▶ **To do**
Gather up every line from the entries below that uses the word "Pembelajaran".

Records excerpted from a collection

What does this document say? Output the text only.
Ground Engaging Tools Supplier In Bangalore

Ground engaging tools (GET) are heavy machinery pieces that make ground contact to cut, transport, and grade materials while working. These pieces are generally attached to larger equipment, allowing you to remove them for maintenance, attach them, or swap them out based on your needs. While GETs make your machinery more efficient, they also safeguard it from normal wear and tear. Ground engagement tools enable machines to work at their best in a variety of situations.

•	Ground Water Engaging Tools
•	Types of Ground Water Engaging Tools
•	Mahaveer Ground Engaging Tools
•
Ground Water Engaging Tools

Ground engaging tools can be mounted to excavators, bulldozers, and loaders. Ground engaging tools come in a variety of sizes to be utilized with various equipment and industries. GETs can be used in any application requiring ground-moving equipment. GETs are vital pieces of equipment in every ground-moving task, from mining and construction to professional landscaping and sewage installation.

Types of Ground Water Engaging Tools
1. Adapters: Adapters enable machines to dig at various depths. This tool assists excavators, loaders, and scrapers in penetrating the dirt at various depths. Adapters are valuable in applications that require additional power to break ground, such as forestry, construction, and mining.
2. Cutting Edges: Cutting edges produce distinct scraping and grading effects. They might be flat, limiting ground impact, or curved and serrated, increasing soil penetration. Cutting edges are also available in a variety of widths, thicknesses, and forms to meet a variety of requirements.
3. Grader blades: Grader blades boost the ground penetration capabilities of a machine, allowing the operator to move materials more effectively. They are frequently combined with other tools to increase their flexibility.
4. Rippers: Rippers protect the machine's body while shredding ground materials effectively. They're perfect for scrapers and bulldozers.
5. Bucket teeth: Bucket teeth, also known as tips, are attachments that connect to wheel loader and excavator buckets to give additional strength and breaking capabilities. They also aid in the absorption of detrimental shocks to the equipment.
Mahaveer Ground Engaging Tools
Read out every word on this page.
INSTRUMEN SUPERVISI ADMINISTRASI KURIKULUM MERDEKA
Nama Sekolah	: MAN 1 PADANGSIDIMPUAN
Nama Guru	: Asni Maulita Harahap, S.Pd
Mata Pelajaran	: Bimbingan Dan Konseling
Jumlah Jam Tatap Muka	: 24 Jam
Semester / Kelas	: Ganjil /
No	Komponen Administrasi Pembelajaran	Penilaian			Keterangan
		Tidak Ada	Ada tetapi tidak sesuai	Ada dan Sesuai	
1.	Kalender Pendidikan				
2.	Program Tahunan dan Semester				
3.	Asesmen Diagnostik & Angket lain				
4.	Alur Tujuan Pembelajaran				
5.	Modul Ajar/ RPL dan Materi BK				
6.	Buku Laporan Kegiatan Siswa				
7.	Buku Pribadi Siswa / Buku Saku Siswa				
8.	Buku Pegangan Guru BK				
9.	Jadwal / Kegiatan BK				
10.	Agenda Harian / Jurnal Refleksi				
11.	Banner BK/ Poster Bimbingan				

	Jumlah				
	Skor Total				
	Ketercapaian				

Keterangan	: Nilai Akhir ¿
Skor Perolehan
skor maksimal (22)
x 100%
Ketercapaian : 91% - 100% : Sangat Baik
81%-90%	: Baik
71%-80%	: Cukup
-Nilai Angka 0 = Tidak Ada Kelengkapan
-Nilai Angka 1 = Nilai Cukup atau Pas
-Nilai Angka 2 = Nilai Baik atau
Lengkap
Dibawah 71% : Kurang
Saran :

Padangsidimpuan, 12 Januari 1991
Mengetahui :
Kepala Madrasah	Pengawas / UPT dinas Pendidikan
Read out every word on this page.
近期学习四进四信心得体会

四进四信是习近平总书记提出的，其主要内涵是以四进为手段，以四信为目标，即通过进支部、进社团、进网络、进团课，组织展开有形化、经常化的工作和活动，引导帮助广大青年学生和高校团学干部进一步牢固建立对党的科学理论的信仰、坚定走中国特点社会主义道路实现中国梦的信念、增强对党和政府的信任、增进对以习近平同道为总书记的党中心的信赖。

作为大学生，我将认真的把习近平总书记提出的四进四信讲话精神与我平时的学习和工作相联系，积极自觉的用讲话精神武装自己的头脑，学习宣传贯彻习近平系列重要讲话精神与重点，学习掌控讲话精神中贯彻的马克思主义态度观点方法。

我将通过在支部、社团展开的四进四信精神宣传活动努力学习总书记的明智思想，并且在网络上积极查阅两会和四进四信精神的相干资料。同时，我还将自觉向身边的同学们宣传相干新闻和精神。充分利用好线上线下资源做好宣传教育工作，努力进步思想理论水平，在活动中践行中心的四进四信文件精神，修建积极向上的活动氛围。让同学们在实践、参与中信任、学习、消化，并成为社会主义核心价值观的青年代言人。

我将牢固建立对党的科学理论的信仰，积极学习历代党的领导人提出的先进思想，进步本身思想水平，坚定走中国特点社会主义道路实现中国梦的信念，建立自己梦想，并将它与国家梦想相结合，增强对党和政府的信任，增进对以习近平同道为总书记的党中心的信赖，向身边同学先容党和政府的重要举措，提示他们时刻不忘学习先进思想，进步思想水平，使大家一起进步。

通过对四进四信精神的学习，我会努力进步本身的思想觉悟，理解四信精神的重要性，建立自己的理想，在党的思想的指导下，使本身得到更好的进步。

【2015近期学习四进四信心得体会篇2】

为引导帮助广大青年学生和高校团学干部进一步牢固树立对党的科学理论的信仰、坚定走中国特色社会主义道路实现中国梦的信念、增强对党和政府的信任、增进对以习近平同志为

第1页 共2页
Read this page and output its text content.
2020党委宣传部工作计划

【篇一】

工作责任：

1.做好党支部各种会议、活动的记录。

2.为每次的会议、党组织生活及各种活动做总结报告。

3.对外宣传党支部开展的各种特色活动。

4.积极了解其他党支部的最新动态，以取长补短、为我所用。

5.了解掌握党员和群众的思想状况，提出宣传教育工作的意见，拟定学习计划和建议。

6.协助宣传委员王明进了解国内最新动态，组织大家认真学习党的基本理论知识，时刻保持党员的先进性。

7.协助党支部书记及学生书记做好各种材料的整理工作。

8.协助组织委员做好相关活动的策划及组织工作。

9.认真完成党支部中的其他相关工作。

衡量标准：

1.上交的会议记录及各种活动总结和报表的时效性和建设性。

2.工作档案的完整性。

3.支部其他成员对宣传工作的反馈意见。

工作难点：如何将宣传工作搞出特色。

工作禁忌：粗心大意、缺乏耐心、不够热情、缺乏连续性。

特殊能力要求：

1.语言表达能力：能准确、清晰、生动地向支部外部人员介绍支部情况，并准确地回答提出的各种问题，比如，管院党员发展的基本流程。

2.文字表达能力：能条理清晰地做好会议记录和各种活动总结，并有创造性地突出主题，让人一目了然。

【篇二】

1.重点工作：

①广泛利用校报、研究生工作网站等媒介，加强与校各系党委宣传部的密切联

▶ **Response for this exercise**
No	Komponen Administrasi Pembelajaran	Penilaian			Keterangan
4.	Alur Tujuan Pembelajaran				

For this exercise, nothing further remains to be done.